◆ RECORDED INFORMATION ◆
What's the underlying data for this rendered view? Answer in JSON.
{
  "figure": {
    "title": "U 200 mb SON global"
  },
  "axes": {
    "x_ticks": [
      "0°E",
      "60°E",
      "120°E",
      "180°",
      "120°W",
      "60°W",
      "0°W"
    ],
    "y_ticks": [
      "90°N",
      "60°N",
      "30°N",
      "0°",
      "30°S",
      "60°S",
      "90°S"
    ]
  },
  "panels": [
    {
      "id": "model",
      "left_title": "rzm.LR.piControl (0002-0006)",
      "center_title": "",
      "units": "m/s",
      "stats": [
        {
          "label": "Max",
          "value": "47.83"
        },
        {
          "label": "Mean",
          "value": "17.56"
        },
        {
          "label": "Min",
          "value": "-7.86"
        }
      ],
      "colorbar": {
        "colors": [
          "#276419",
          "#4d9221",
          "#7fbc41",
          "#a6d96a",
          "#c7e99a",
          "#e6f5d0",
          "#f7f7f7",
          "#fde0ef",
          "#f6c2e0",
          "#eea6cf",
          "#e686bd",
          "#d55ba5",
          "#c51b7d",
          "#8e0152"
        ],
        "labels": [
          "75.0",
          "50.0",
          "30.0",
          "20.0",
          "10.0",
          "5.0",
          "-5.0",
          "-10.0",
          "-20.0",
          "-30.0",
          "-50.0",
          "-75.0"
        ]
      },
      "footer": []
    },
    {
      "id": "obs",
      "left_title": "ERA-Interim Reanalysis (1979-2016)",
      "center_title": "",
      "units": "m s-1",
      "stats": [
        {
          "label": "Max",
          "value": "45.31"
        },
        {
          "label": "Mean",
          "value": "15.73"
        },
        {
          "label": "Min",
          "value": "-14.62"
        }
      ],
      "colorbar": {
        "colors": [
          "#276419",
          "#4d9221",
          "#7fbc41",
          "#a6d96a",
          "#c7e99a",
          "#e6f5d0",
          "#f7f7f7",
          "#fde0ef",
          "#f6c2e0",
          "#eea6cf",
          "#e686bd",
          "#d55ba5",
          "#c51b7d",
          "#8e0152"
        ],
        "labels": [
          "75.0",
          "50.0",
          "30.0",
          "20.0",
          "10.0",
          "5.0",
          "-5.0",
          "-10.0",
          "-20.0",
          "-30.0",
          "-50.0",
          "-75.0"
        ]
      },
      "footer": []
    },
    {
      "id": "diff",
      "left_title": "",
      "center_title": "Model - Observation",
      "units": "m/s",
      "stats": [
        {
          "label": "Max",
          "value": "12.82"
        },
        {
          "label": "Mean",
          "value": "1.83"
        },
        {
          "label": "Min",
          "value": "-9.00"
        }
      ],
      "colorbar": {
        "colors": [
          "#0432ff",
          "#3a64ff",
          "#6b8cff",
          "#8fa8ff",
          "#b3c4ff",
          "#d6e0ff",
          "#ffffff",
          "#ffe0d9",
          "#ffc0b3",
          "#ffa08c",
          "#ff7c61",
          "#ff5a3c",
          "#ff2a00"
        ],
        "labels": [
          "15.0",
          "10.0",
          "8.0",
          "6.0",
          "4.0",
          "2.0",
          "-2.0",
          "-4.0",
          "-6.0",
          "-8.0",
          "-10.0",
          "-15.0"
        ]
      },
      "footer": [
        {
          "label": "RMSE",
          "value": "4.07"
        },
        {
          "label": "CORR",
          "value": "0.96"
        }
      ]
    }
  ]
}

◆ PROBLEM ◆
Write out every line of the material again, exactly as it reads.

◆ TASK SOLUTION ◆
What's the underlying data for this rendered view? Answer in JSON.
{
  "figure": {
    "title": "U 200 mb SON global"
  },
  "axes": {
    "x_ticks": [
      "0°E",
      "60°E",
      "120°E",
      "180°",
      "120°W",
      "60°W",
      "0°W"
    ],
    "y_ticks": [
      "90°N",
      "60°N",
      "30°N",
      "0°",
      "30°S",
      "60°S",
      "90°S"
    ]
  },
  "panels": [
    {
      "id": "model",
      "left_title": "rzm.LR.piControl (0002-0006)",
      "center_title": "",
      "units": "m/s",
      "stats": [
        {
          "label": "Max",
          "value": "47.83"
        },
        {
          "label": "Mean",
          "value": "17.56"
        },
        {
          "label": "Min",
          "value": "-7.86"
        }
      ],
      "colorbar": {
        "colors": [
          "#276419",
          "#4d9221",
          "#7fbc41",
          "#a6d96a",
          "#c7e99a",
          "#e6f5d0",
          "#f7f7f7",
          "#fde0ef",
          "#f6c2e0",
          "#eea6cf",
          "#e686bd",
          "#d55ba5",
          "#c51b7d",
          "#8e0152"
        ],
        "labels": [
          "75.0",
          "50.0",
          "30.0",
          "20.0",
          "10.0",
          "5.0",
          "-5.0",
          "-10.0",
          "-20.0",
          "-30.0",
          "-50.0",
          "-75.0"
        ]
      },
      "footer": []
    },
    {
      "id": "obs",
      "left_title": "ERA-Interim Reanalysis (1979-2016)",
      "center_title": "",
      "units": "m s-1",
      "stats": [
        {
          "label": "Max",
          "value": "45.31"
        },
        {
          "label": "Mean",
          "value": "15.73"
        },
        {
          "label": "Min",
          "value": "-14.62"
        }
      ],
      "colorbar": {
        "colors": [
          "#276419",
          "#4d9221",
          "#7fbc41",
          "#a6d96a",
          "#c7e99a",
          "#e6f5d0",
          "#f7f7f7",
          "#fde0ef",
          "#f6c2e0",
          "#eea6cf",
          "#e686bd",
          "#d55ba5",
          "#c51b7d",
          "#8e0152"
        ],
        "labels": [
          "75.0",
          "50.0",
          "30.0",
          "20.0",
          "10.0",
          "5.0",
          "-5.0",
          "-10.0",
          "-20.0",
          "-30.0",
          "-50.0",
          "-75.0"
        ]
      },
      "footer": []
    },
    {
      "id": "diff",
      "left_title": "",
      "center_title": "Model - Observation",
      "units": "m/s",
      "stats": [
        {
          "label": "Max",
          "value": "12.82"
        },
        {
          "label": "Mean",
          "value": "1.83"
        },
        {
          "label": "Min",
          "value": "-9.00"
        }
      ],
      "colorbar": {
        "colors": [
          "#0432ff",
          "#3a64ff",
          "#6b8cff",
          "#8fa8ff",
          "#b3c4ff",
          "#d6e0ff",
          "#ffffff",
          "#ffe0d9",
          "#ffc0b3",
          "#ffa08c",
          "#ff7c61",
          "#ff5a3c",
          "#ff2a00"
        ],
        "labels": [
          "15.0",
          "10.0",
          "8.0",
          "6.0",
          "4.0",
          "2.0",
          "-2.0",
          "-4.0",
          "-6.0",
          "-8.0",
          "-10.0",
          "-15.0"
        ]
      },
      "footer": [
        {
          "label": "RMSE",
          "value": "4.07"
        },
        {
          "label": "CORR",
          "value": "0.96"
        }
      ]
    }
  ]
}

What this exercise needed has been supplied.